Items.
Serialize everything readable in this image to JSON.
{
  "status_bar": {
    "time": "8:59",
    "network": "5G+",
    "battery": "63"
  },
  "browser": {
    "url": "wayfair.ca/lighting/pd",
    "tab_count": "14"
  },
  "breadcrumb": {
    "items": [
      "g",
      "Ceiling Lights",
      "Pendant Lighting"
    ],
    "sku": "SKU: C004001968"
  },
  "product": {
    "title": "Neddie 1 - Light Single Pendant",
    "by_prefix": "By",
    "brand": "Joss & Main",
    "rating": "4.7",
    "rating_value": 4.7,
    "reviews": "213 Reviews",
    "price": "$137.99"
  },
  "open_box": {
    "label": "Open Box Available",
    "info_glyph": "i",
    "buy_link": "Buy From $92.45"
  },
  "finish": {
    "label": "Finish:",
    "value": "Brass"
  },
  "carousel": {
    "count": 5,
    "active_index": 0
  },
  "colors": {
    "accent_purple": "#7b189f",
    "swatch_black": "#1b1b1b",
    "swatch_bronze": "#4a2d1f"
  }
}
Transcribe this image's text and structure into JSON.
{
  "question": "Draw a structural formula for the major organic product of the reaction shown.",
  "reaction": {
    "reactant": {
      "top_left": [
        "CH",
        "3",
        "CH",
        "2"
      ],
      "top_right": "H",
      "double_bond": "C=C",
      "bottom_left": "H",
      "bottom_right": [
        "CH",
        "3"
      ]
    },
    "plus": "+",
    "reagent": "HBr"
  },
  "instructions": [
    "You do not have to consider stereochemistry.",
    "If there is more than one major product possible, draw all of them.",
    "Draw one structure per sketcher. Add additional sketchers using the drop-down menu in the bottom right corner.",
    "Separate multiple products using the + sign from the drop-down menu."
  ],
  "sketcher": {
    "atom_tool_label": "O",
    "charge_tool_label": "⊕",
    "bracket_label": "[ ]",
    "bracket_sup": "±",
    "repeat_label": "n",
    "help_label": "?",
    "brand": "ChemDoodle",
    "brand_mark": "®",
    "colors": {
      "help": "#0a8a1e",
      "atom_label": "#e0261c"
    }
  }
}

Task directions. Transcribe the data. Leave every line exactly as it is.

Task answer.
Serialize everything readable in this image to JSON.
{
  "status_bar": {
    "time": "8:59",
    "network": "5G+",
    "battery": "63"
  },
  "browser": {
    "url": "wayfair.ca/lighting/pd",
    "tab_count": "14"
  },
  "breadcrumb": {
    "items": [
      "g",
      "Ceiling Lights",
      "Pendant Lighting"
    ],
    "sku": "SKU: C004001968"
  },
  "product": {
    "title": "Neddie 1 - Light Single Pendant",
    "by_prefix": "By",
    "brand": "Joss & Main",
    "rating": "4.7",
    "rating_value": 4.7,
    "reviews": "213 Reviews",
    "price": "$137.99"
  },
  "open_box": {
    "label": "Open Box Available",
    "info_glyph": "i",
    "buy_link": "Buy From $92.45"
  },
  "finish": {
    "label": "Finish:",
    "value": "Brass"
  },
  "carousel": {
    "count": 5,
    "active_index": 0
  },
  "colors": {
    "accent_purple": "#7b189f",
    "swatch_black": "#1b1b1b",
    "swatch_bronze": "#4a2d1f"
  }
}
Transcribe this image's text and structure into JSON.
{
  "question": "Draw a structural formula for the major organic product of the reaction shown.",
  "reaction": {
    "reactant": {
      "top_left": [
        "CH",
        "3",
        "CH",
        "2"
      ],
      "top_right": "H",
      "double_bond": "C=C",
      "bottom_left": "H",
      "bottom_right": [
        "CH",
        "3"
      ]
    },
    "plus": "+",
    "reagent": "HBr"
  },
  "instructions": [
    "You do not have to consider stereochemistry.",
    "If there is more than one major product possible, draw all of them.",
    "Draw one structure per sketcher. Add additional sketchers using the drop-down menu in the bottom right corner.",
    "Separate multiple products using the + sign from the drop-down menu."
  ],
  "sketcher": {
    "atom_tool_label": "O",
    "charge_tool_label": "⊕",
    "bracket_label": "[ ]",
    "bracket_sup": "±",
    "repeat_label": "n",
    "help_label": "?",
    "brand": "ChemDoodle",
    "brand_mark": "®",
    "colors": {
      "help": "#0a8a1e",
      "atom_label": "#e0261c"
    }
  }
}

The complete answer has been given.